**Task goal**. Please rewrite every entry below, changing each "Gboard" to "Google Keyboard" and leaving everything else as it is. Omit the pictures from your answer.

**Task input**.
------------------------------
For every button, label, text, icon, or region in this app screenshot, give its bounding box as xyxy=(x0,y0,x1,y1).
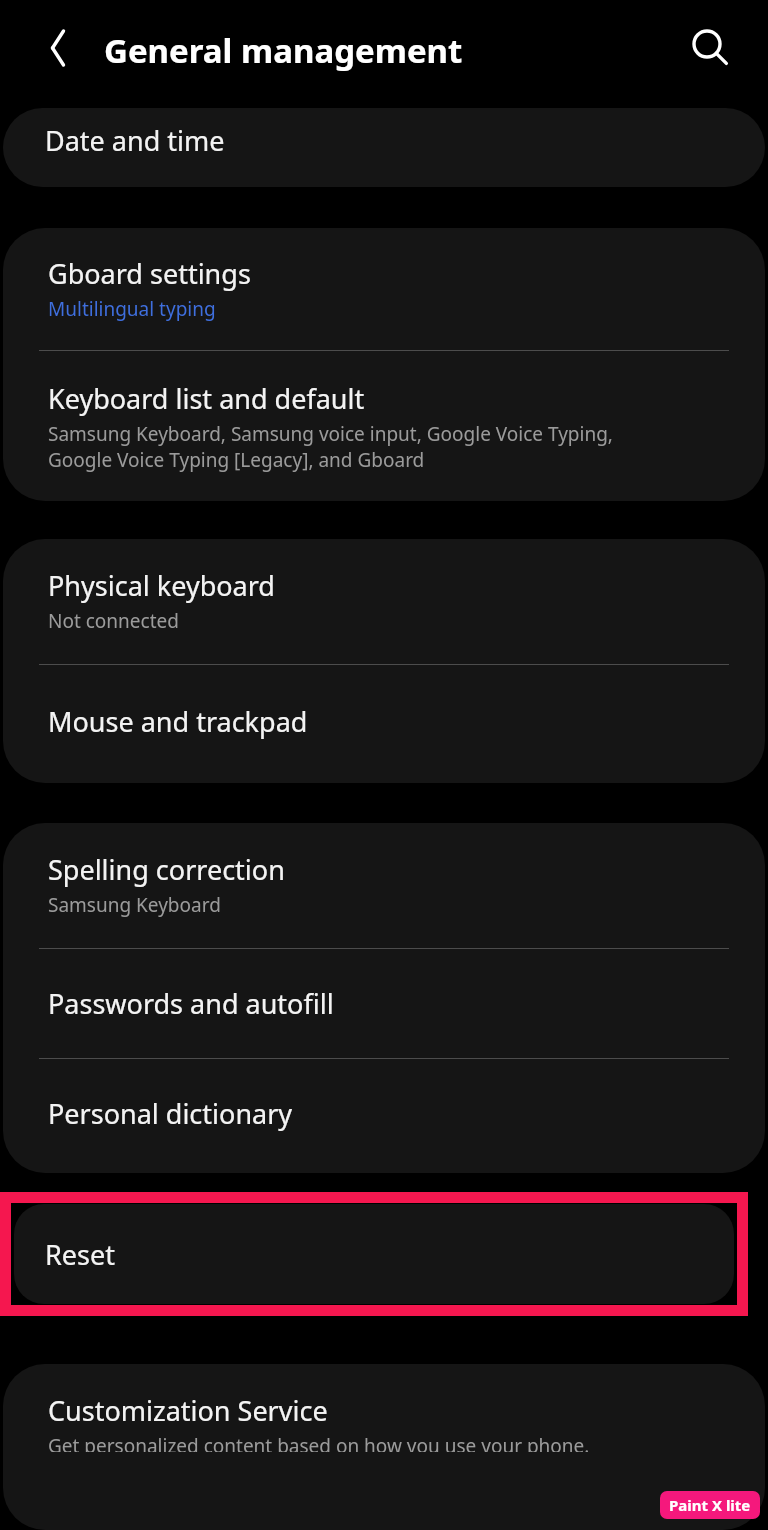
button[interactable]: Mouse and trackpad xyxy=(3,665,765,783)
staticText: Spelling correction xyxy=(48,851,285,888)
button[interactable]: Passwords and autofill xyxy=(3,949,765,1058)
staticText: Gboard settings xyxy=(48,255,251,292)
staticText: Date and time xyxy=(45,122,225,159)
button[interactable]: Keyboard list and default xyxy=(3,351,765,501)
staticText: Customization Service xyxy=(48,1392,328,1429)
staticText: Keyboard list and default xyxy=(48,380,365,417)
button[interactable]: Date and time xyxy=(3,108,765,187)
button[interactable]: Gboard settings xyxy=(3,228,765,350)
button[interactable]: Physical keyboard xyxy=(3,539,765,664)
staticText: Mouse and trackpad xyxy=(48,703,308,740)
button[interactable]: Spelling correction xyxy=(3,823,765,948)
staticText: Passwords and autofill xyxy=(48,985,334,1022)
button[interactable]: Search xyxy=(679,17,739,77)
staticText: Google Voice Typing [Legacy], and Gboard xyxy=(48,447,425,473)
staticText: Samsung Keyboard, Samsung voice input, G… xyxy=(48,421,613,447)
staticText: Not connected xyxy=(48,608,179,634)
staticText: Samsung Keyboard xyxy=(48,892,221,918)
staticText: Physical keyboard xyxy=(48,567,275,604)
staticText: Personal dictionary xyxy=(48,1095,293,1132)
button[interactable]: Back xyxy=(28,18,88,78)
staticText: Paint X lite xyxy=(669,1495,751,1515)
button[interactable]: Personal dictionary xyxy=(3,1059,765,1173)
staticText: Multilingual typing xyxy=(48,296,216,322)
button[interactable]: Customization Service xyxy=(3,1364,765,1530)
staticText: General management xyxy=(104,28,463,73)
staticText: Get personalized content based on how yo… xyxy=(48,1433,590,1452)
button[interactable]: Reset xyxy=(14,1204,734,1304)
staticText: Reset xyxy=(45,1236,115,1273)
------------------------------
**Problem solution**.
For every button, label, text, icon, or region in this app screenshot, give its bounding box as xyxy=(x0,y0,x1,y1).
button[interactable]: Mouse and trackpad xyxy=(3,665,765,783)
staticText: Spelling correction xyxy=(48,851,285,888)
button[interactable]: Passwords and autofill xyxy=(3,949,765,1058)
staticText: Google Keyboard settings xyxy=(48,255,251,292)
staticText: Date and time xyxy=(45,122,225,159)
button[interactable]: Keyboard list and default xyxy=(3,351,765,501)
staticText: Customization Service xyxy=(48,1392,328,1429)
staticText: Keyboard list and default xyxy=(48,380,365,417)
button[interactable]: Date and time xyxy=(3,108,765,187)
button[interactable]: Google Keyboard settings xyxy=(3,228,765,350)
button[interactable]: Physical keyboard xyxy=(3,539,765,664)
staticText: Mouse and trackpad xyxy=(48,703,308,740)
button[interactable]: Spelling correction xyxy=(3,823,765,948)
staticText: Passwords and autofill xyxy=(48,985,334,1022)
button[interactable]: Search xyxy=(679,17,739,77)
staticText: Google Voice Typing [Legacy], and Google Keyboard xyxy=(48,447,425,473)
staticText: Samsung Keyboard, Samsung voice input, G… xyxy=(48,421,613,447)
staticText: Not connected xyxy=(48,608,179,634)
staticText: Samsung Keyboard xyxy=(48,892,221,918)
staticText: Physical keyboard xyxy=(48,567,275,604)
staticText: Personal dictionary xyxy=(48,1095,293,1132)
button[interactable]: Back xyxy=(28,18,88,78)
staticText: Paint X lite xyxy=(669,1495,751,1515)
button[interactable]: Personal dictionary xyxy=(3,1059,765,1173)
staticText: Multilingual typing xyxy=(48,296,216,322)
button[interactable]: Customization Service xyxy=(3,1364,765,1530)
staticText: General management xyxy=(104,28,463,73)
staticText: Get personalized content based on how yo… xyxy=(48,1433,590,1452)
button[interactable]: Reset xyxy=(14,1204,734,1304)
staticText: Reset xyxy=(45,1236,115,1273)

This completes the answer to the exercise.